----- SELECTED TEXT -----
By now, five years into the Twitter‘s short life, there are likely thousands of hashtags that have been logged on the popular microblogging service. Hashtags (a tag embedded in a tweet posted prefixed with a hash sign), is the most popular way to index content on Twitter. For an event, it is the preferred way of aggregating content and followers from an event under one “directory” for everyone to follow. Until Twitter invents another system of indexing and organizing tweets, Hashtags is it.
The other day I was reviewing one of the events posted on Our Calendar, The World Library Congress 77th IFLA General Conference & Assembly taking place in Puerto Rico, August 13-18th. The event’s website was standard, business-as-usual until I came across this bit of text on the registration page:
Since the Landscape Architects’ IFLA insists on using ifla2010, ifla2011, etcetera in their (hash)tags, we are changing ours to:
- #wlic2011 for Tweets, and
- wlic2011 in other social media.
Tweets and Posts
Please use the hashtag #wlic2011 in your Tweets.
For blog posts, Flickr photos, slideshare presentations, etcetera, please use the similar wlic2011.”
Ouch. It appears we have a “Hashtag knife-fight” that has made its way from the “tweet streets” all the way back to the event website. The event organizers of this World Library Congress event are clearly frustrated by the fact that The International Federation of Landscape Architects (IFLA) Conference has not only co-opted their hashtag #ifla2011, but that they refuse to stop using the hashtag despite World Library Congress’ efforts to claim the hashtag for their own event. As a matter of fact, the event organizers go out of their way to let us know that Landscape Architects “insists” on using the hashtag. There were likely words, exchange of emails… we’ll never know.
How could this hashtag conflict have been avoided?
-----
*TO-DO LIST:*
a: In the hashtag post, which hashtag did the World Library Congress organizers ask people to use in their tweets?
b: Rewrite the listing from its first line to the line containing "open-status-badge: ABERTO AGORA", swapping "tomato-decoration" for "tomato-garnish" and changing nothing else.
The hashtag post and the listing are unrelated to each other.
----- DATA PROVIDED -----
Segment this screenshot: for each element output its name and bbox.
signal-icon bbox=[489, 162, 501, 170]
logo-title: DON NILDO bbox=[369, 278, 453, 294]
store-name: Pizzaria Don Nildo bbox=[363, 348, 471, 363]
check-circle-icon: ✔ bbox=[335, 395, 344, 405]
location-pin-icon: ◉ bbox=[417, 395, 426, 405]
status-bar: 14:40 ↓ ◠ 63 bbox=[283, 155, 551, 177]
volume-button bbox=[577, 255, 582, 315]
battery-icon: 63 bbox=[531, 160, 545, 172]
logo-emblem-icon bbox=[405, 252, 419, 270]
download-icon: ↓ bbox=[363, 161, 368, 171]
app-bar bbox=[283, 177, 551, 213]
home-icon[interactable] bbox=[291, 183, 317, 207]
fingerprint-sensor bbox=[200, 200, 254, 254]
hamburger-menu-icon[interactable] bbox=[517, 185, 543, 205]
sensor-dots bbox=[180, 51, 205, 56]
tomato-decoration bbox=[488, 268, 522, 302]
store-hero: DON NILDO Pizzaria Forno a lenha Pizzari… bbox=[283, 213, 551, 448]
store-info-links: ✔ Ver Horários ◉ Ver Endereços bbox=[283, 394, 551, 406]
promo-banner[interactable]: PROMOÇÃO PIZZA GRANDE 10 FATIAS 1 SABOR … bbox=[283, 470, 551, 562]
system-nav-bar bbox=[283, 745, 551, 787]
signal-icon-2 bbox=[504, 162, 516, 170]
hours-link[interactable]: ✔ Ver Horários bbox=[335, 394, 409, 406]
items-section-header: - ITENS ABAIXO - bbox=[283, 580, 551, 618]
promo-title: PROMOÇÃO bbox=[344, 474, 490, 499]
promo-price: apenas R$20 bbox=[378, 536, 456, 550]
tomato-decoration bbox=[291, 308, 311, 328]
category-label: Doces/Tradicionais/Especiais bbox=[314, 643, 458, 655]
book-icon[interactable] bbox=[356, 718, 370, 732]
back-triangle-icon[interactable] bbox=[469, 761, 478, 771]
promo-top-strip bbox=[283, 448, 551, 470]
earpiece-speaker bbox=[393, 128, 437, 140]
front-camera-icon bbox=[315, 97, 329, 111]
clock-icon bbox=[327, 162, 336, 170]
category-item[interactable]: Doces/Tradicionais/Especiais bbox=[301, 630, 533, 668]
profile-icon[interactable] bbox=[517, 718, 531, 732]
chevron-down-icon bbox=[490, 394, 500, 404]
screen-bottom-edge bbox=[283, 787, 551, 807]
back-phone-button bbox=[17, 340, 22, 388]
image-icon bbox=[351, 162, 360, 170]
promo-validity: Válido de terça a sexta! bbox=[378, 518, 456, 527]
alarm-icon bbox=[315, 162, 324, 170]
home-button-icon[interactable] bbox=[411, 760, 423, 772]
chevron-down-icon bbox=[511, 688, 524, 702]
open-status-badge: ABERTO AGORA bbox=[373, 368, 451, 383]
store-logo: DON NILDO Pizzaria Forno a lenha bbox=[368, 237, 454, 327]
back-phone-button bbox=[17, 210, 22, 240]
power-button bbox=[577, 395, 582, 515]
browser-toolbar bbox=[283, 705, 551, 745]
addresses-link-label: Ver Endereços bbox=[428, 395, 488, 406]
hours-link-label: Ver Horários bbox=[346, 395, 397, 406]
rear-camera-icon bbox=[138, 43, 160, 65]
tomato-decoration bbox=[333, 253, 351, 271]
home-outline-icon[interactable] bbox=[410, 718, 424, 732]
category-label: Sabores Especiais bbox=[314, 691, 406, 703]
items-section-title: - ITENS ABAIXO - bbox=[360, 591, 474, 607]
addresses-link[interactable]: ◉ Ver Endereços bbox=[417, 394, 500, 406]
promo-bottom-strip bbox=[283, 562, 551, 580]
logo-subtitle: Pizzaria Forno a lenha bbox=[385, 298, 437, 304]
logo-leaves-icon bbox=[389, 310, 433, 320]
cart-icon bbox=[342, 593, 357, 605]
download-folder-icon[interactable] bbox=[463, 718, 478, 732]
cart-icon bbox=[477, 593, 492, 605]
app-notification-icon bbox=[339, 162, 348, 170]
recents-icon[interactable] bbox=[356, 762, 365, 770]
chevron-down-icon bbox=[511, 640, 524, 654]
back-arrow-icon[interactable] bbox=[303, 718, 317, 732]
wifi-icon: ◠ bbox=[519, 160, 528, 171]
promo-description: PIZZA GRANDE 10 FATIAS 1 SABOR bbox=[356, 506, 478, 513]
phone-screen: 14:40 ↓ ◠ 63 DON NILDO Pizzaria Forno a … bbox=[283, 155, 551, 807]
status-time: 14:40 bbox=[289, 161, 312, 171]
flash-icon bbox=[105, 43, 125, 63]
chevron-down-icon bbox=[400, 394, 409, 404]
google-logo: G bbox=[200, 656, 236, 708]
-----
*RESULTS OF THE TASKS:*
a: #wlic2011

b:
Segment this screenshot: for each element output its name and bbox.
signal-icon bbox=[489, 162, 501, 170]
logo-title: DON NILDO bbox=[369, 278, 453, 294]
store-name: Pizzaria Don Nildo bbox=[363, 348, 471, 363]
check-circle-icon: ✔ bbox=[335, 395, 344, 405]
location-pin-icon: ◉ bbox=[417, 395, 426, 405]
status-bar: 14:40 ↓ ◠ 63 bbox=[283, 155, 551, 177]
volume-button bbox=[577, 255, 582, 315]
battery-icon: 63 bbox=[531, 160, 545, 172]
logo-emblem-icon bbox=[405, 252, 419, 270]
download-icon: ↓ bbox=[363, 161, 368, 171]
app-bar bbox=[283, 177, 551, 213]
home-icon[interactable] bbox=[291, 183, 317, 207]
fingerprint-sensor bbox=[200, 200, 254, 254]
hamburger-menu-icon[interactable] bbox=[517, 185, 543, 205]
sensor-dots bbox=[180, 51, 205, 56]
tomato-garnish bbox=[488, 268, 522, 302]
store-hero: DON NILDO Pizzaria Forno a lenha Pizzari… bbox=[283, 213, 551, 448]
store-info-links: ✔ Ver Horários ◉ Ver Endereços bbox=[283, 394, 551, 406]
promo-banner[interactable]: PROMOÇÃO PIZZA GRANDE 10 FATIAS 1 SABOR … bbox=[283, 470, 551, 562]
system-nav-bar bbox=[283, 745, 551, 787]
signal-icon-2 bbox=[504, 162, 516, 170]
hours-link[interactable]: ✔ Ver Horários bbox=[335, 394, 409, 406]
items-section-header: - ITENS ABAIXO - bbox=[283, 580, 551, 618]
promo-title: PROMOÇÃO bbox=[344, 474, 490, 499]
promo-price: apenas R$20 bbox=[378, 536, 456, 550]
tomato-garnish bbox=[291, 308, 311, 328]
category-label: Doces/Tradicionais/Especiais bbox=[314, 643, 458, 655]
book-icon[interactable] bbox=[356, 718, 370, 732]
back-triangle-icon[interactable] bbox=[469, 761, 478, 771]
promo-top-strip bbox=[283, 448, 551, 470]
earpiece-speaker bbox=[393, 128, 437, 140]
front-camera-icon bbox=[315, 97, 329, 111]
clock-icon bbox=[327, 162, 336, 170]
category-item[interactable]: Doces/Tradicionais/Especiais bbox=[301, 630, 533, 668]
profile-icon[interactable] bbox=[517, 718, 531, 732]
chevron-down-icon bbox=[490, 394, 500, 404]
screen-bottom-edge bbox=[283, 787, 551, 807]
back-phone-button bbox=[17, 340, 22, 388]
image-icon bbox=[351, 162, 360, 170]
promo-validity: Válido de terça a sexta! bbox=[378, 518, 456, 527]
alarm-icon bbox=[315, 162, 324, 170]
home-button-icon[interactable] bbox=[411, 760, 423, 772]
chevron-down-icon bbox=[511, 688, 524, 702]
open-status-badge: ABERTO AGORA bbox=[373, 368, 451, 383]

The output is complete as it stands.